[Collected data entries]

+++

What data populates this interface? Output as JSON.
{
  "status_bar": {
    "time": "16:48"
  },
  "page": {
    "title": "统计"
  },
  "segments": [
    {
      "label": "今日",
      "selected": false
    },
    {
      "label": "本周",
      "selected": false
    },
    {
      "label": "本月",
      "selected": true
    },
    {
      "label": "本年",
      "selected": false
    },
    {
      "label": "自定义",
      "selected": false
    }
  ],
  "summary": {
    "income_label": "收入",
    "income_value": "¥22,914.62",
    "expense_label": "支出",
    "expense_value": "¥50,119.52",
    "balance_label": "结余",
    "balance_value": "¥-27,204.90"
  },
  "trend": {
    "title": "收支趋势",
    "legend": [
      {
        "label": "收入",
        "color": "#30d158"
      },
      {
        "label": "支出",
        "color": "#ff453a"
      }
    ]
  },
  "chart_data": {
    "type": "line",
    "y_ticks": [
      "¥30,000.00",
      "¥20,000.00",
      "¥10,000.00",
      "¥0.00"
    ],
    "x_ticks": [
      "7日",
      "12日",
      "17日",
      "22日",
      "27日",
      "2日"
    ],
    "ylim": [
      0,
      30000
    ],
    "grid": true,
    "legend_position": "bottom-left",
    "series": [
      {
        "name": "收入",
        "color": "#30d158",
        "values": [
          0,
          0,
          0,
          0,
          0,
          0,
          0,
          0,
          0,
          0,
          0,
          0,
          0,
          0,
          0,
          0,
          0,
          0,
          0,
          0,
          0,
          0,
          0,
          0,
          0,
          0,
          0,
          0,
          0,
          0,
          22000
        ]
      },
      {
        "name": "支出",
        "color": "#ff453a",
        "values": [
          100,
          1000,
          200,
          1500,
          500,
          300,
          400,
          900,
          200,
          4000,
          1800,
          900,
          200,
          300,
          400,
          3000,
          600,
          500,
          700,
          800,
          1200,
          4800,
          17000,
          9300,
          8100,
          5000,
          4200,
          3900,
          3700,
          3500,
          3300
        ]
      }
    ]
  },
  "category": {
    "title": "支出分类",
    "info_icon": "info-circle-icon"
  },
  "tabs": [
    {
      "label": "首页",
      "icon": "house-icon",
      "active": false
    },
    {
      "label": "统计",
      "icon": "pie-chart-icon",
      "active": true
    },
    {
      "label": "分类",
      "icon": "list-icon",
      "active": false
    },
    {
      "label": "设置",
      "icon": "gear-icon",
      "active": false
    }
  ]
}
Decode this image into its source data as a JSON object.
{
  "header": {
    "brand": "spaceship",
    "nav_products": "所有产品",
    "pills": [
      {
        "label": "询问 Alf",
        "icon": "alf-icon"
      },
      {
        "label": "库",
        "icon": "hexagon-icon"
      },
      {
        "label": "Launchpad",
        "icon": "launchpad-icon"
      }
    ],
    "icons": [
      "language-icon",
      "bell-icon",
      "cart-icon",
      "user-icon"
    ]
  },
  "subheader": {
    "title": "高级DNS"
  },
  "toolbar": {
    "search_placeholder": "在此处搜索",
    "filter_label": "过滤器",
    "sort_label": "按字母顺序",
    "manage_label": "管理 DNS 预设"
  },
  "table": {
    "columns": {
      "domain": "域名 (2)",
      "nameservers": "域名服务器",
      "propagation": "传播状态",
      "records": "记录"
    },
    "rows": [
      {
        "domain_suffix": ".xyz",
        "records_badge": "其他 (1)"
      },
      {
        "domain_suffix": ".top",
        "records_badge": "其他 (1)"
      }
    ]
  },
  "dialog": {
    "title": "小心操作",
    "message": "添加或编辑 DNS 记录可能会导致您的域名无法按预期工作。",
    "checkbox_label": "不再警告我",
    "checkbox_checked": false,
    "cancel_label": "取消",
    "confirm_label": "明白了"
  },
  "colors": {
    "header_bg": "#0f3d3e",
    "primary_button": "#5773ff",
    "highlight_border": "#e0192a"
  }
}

+++

Work to be completed: Can you reproduce all the material exactly?

The response:
What data populates this interface? Output as JSON.
{
  "status_bar": {
    "time": "16:48"
  },
  "page": {
    "title": "统计"
  },
  "segments": [
    {
      "label": "今日",
      "selected": false
    },
    {
      "label": "本周",
      "selected": false
    },
    {
      "label": "本月",
      "selected": true
    },
    {
      "label": "本年",
      "selected": false
    },
    {
      "label": "自定义",
      "selected": false
    }
  ],
  "summary": {
    "income_label": "收入",
    "income_value": "¥22,914.62",
    "expense_label": "支出",
    "expense_value": "¥50,119.52",
    "balance_label": "结余",
    "balance_value": "¥-27,204.90"
  },
  "trend": {
    "title": "收支趋势",
    "legend": [
      {
        "label": "收入",
        "color": "#30d158"
      },
      {
        "label": "支出",
        "color": "#ff453a"
      }
    ]
  },
  "chart_data": {
    "type": "line",
    "y_ticks": [
      "¥30,000.00",
      "¥20,000.00",
      "¥10,000.00",
      "¥0.00"
    ],
    "x_ticks": [
      "7日",
      "12日",
      "17日",
      "22日",
      "27日",
      "2日"
    ],
    "ylim": [
      0,
      30000
    ],
    "grid": true,
    "legend_position": "bottom-left",
    "series": [
      {
        "name": "收入",
        "color": "#30d158",
        "values": [
          0,
          0,
          0,
          0,
          0,
          0,
          0,
          0,
          0,
          0,
          0,
          0,
          0,
          0,
          0,
          0,
          0,
          0,
          0,
          0,
          0,
          0,
          0,
          0,
          0,
          0,
          0,
          0,
          0,
          0,
          22000
        ]
      },
      {
        "name": "支出",
        "color": "#ff453a",
        "values": [
          100,
          1000,
          200,
          1500,
          500,
          300,
          400,
          900,
          200,
          4000,
          1800,
          900,
          200,
          300,
          400,
          3000,
          600,
          500,
          700,
          800,
          1200,
          4800,
          17000,
          9300,
          8100,
          5000,
          4200,
          3900,
          3700,
          3500,
          3300
        ]
      }
    ]
  },
  "category": {
    "title": "支出分类",
    "info_icon": "info-circle-icon"
  },
  "tabs": [
    {
      "label": "首页",
      "icon": "house-icon",
      "active": false
    },
    {
      "label": "统计",
      "icon": "pie-chart-icon",
      "active": true
    },
    {
      "label": "分类",
      "icon": "list-icon",
      "active": false
    },
    {
      "label": "设置",
      "icon": "gear-icon",
      "active": false
    }
  ]
}
Decode this image into its source data as a JSON object.
{
  "header": {
    "brand": "spaceship",
    "nav_products": "所有产品",
    "pills": [
      {
        "label": "询问 Alf",
        "icon": "alf-icon"
      },
      {
        "label": "库",
        "icon": "hexagon-icon"
      },
      {
        "label": "Launchpad",
        "icon": "launchpad-icon"
      }
    ],
    "icons": [
      "language-icon",
      "bell-icon",
      "cart-icon",
      "user-icon"
    ]
  },
  "subheader": {
    "title": "高级DNS"
  },
  "toolbar": {
    "search_placeholder": "在此处搜索",
    "filter_label": "过滤器",
    "sort_label": "按字母顺序",
    "manage_label": "管理 DNS 预设"
  },
  "table": {
    "columns": {
      "domain": "域名 (2)",
      "nameservers": "域名服务器",
      "propagation": "传播状态",
      "records": "记录"
    },
    "rows": [
      {
        "domain_suffix": ".xyz",
        "records_badge": "其他 (1)"
      },
      {
        "domain_suffix": ".top",
        "records_badge": "其他 (1)"
      }
    ]
  },
  "dialog": {
    "title": "小心操作",
    "message": "添加或编辑 DNS 记录可能会导致您的域名无法按预期工作。",
    "checkbox_label": "不再警告我",
    "checkbox_checked": false,
    "cancel_label": "取消",
    "confirm_label": "明白了"
  },
  "colors": {
    "header_bg": "#0f3d3e",
    "primary_button": "#5773ff",
    "highlight_border": "#e0192a"
  }
}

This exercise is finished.